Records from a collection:

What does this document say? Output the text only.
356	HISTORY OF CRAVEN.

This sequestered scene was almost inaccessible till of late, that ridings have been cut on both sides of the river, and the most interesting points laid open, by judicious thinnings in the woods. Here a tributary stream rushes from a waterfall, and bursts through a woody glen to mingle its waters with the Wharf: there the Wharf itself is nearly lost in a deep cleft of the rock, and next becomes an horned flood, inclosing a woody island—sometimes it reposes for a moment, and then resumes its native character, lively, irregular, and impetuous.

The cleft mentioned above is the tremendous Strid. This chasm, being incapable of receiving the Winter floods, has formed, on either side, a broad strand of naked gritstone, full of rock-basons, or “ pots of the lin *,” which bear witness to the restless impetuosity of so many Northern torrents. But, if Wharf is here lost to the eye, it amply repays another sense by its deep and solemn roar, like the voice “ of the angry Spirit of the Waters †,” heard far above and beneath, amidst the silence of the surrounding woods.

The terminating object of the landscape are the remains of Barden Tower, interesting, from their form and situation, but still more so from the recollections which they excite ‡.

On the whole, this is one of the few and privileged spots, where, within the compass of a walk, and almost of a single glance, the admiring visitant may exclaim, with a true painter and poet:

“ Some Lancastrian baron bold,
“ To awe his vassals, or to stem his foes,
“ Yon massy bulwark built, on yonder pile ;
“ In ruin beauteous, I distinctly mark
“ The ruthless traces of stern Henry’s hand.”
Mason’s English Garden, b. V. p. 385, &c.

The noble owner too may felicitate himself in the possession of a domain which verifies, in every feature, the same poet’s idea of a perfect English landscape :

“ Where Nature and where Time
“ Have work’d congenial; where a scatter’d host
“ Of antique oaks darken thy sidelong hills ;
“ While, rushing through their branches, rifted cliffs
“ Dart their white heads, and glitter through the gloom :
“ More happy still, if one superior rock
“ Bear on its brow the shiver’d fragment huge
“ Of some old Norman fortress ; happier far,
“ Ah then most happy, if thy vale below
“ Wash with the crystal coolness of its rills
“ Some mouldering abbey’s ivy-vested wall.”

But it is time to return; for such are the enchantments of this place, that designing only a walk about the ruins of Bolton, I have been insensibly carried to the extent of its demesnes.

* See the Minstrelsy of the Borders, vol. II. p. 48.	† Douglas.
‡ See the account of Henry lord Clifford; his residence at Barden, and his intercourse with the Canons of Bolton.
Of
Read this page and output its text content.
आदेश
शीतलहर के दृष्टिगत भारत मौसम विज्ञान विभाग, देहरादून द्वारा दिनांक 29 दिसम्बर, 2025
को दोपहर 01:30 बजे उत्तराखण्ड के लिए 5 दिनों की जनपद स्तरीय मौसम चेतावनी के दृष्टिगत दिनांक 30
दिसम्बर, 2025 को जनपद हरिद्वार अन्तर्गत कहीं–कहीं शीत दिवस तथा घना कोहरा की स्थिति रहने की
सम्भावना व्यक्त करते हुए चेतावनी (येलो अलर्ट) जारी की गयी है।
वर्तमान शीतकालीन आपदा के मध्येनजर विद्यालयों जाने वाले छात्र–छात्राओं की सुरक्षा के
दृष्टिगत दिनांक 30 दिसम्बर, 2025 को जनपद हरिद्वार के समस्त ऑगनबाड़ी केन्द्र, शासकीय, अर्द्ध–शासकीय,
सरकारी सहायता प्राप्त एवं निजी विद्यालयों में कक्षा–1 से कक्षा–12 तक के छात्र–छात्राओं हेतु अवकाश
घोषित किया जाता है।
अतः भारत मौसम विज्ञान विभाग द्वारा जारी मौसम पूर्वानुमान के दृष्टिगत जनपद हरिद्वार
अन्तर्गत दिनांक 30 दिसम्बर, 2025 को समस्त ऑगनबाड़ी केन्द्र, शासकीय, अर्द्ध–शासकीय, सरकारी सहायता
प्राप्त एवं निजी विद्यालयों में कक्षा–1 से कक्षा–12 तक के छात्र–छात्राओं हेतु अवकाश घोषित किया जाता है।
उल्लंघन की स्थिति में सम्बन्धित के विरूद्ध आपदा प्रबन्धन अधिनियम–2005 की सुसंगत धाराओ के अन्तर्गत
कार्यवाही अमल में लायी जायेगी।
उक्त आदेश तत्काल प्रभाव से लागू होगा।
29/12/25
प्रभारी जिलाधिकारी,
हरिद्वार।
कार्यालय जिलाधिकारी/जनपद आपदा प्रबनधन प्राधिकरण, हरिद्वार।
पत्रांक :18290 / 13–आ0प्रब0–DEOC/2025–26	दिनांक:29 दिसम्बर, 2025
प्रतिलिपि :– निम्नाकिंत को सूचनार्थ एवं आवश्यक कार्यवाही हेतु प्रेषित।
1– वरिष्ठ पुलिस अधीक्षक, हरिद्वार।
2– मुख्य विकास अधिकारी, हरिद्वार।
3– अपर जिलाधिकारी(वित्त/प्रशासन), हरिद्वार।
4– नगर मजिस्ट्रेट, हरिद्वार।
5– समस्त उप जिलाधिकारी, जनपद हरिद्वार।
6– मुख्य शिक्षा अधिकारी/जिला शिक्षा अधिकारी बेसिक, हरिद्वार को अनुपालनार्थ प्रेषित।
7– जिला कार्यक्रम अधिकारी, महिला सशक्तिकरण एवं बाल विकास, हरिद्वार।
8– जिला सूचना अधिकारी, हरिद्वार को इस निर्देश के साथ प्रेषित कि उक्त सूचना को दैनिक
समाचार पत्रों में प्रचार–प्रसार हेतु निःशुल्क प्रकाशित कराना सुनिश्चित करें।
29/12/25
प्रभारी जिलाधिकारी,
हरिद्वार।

Short task: Retype the material in full. Each word must match.

Result of this task:
What does this document say? Output the text only.
356	HISTORY OF CRAVEN.

This sequestered scene was almost inaccessible till of late, that ridings have been cut on both sides of the river, and the most interesting points laid open, by judicious thinnings in the woods. Here a tributary stream rushes from a waterfall, and bursts through a woody glen to mingle its waters with the Wharf: there the Wharf itself is nearly lost in a deep cleft of the rock, and next becomes an horned flood, inclosing a woody island—sometimes it reposes for a moment, and then resumes its native character, lively, irregular, and impetuous.

The cleft mentioned above is the tremendous Strid. This chasm, being incapable of receiving the Winter floods, has formed, on either side, a broad strand of naked gritstone, full of rock-basons, or “ pots of the lin *,” which bear witness to the restless impetuosity of so many Northern torrents. But, if Wharf is here lost to the eye, it amply repays another sense by its deep and solemn roar, like the voice “ of the angry Spirit of the Waters †,” heard far above and beneath, amidst the silence of the surrounding woods.

The terminating object of the landscape are the remains of Barden Tower, interesting, from their form and situation, but still more so from the recollections which they excite ‡.

On the whole, this is one of the few and privileged spots, where, within the compass of a walk, and almost of a single glance, the admiring visitant may exclaim, with a true painter and poet:

“ Some Lancastrian baron bold,
“ To awe his vassals, or to stem his foes,
“ Yon massy bulwark built, on yonder pile ;
“ In ruin beauteous, I distinctly mark
“ The ruthless traces of stern Henry’s hand.”
Mason’s English Garden, b. V. p. 385, &c.

The noble owner too may felicitate himself in the possession of a domain which verifies, in every feature, the same poet’s idea of a perfect English landscape :

“ Where Nature and where Time
“ Have work’d congenial; where a scatter’d host
“ Of antique oaks darken thy sidelong hills ;
“ While, rushing through their branches, rifted cliffs
“ Dart their white heads, and glitter through the gloom :
“ More happy still, if one superior rock
“ Bear on its brow the shiver’d fragment huge
“ Of some old Norman fortress ; happier far,
“ Ah then most happy, if thy vale below
“ Wash with the crystal coolness of its rills
“ Some mouldering abbey’s ivy-vested wall.”

But it is time to return; for such are the enchantments of this place, that designing only a walk about the ruins of Bolton, I have been insensibly carried to the extent of its demesnes.

* See the Minstrelsy of the Borders, vol. II. p. 48.	† Douglas.
‡ See the account of Henry lord Clifford; his residence at Barden, and his intercourse with the Canons of Bolton.
Of
Read this page and output its text content.
आदेश
शीतलहर के दृष्टिगत भारत मौसम विज्ञान विभाग, देहरादून द्वारा दिनांक 29 दिसम्बर, 2025
को दोपहर 01:30 बजे उत्तराखण्ड के लिए 5 दिनों की जनपद स्तरीय मौसम चेतावनी के दृष्टिगत दिनांक 30
दिसम्बर, 2025 को जनपद हरिद्वार अन्तर्गत कहीं–कहीं शीत दिवस तथा घना कोहरा की स्थिति रहने की
सम्भावना व्यक्त करते हुए चेतावनी (येलो अलर्ट) जारी की गयी है।
वर्तमान शीतकालीन आपदा के मध्येनजर विद्यालयों जाने वाले छात्र–छात्राओं की सुरक्षा के
दृष्टिगत दिनांक 30 दिसम्बर, 2025 को जनपद हरिद्वार के समस्त ऑगनबाड़ी केन्द्र, शासकीय, अर्द्ध–शासकीय,
सरकारी सहायता प्राप्त एवं निजी विद्यालयों में कक्षा–1 से कक्षा–12 तक के छात्र–छात्राओं हेतु अवकाश
घोषित किया जाता है।
अतः भारत मौसम विज्ञान विभाग द्वारा जारी मौसम पूर्वानुमान के दृष्टिगत जनपद हरिद्वार
अन्तर्गत दिनांक 30 दिसम्बर, 2025 को समस्त ऑगनबाड़ी केन्द्र, शासकीय, अर्द्ध–शासकीय, सरकारी सहायता
प्राप्त एवं निजी विद्यालयों में कक्षा–1 से कक्षा–12 तक के छात्र–छात्राओं हेतु अवकाश घोषित किया जाता है।
उल्लंघन की स्थिति में सम्बन्धित के विरूद्ध आपदा प्रबन्धन अधिनियम–2005 की सुसंगत धाराओ के अन्तर्गत
कार्यवाही अमल में लायी जायेगी।
उक्त आदेश तत्काल प्रभाव से लागू होगा।
29/12/25
प्रभारी जिलाधिकारी,
हरिद्वार।
कार्यालय जिलाधिकारी/जनपद आपदा प्रबनधन प्राधिकरण, हरिद्वार।
पत्रांक :18290 / 13–आ0प्रब0–DEOC/2025–26	दिनांक:29 दिसम्बर, 2025
प्रतिलिपि :– निम्नाकिंत को सूचनार्थ एवं आवश्यक कार्यवाही हेतु प्रेषित।
1– वरिष्ठ पुलिस अधीक्षक, हरिद्वार।
2– मुख्य विकास अधिकारी, हरिद्वार।
3– अपर जिलाधिकारी(वित्त/प्रशासन), हरिद्वार।
4– नगर मजिस्ट्रेट, हरिद्वार।
5– समस्त उप जिलाधिकारी, जनपद हरिद्वार।
6– मुख्य शिक्षा अधिकारी/जिला शिक्षा अधिकारी बेसिक, हरिद्वार को अनुपालनार्थ प्रेषित।
7– जिला कार्यक्रम अधिकारी, महिला सशक्तिकरण एवं बाल विकास, हरिद्वार।
8– जिला सूचना अधिकारी, हरिद्वार को इस निर्देश के साथ प्रेषित कि उक्त सूचना को दैनिक
समाचार पत्रों में प्रचार–प्रसार हेतु निःशुल्क प्रकाशित कराना सुनिश्चित करें।
29/12/25
प्रभारी जिलाधिकारी,
हरिद्वार।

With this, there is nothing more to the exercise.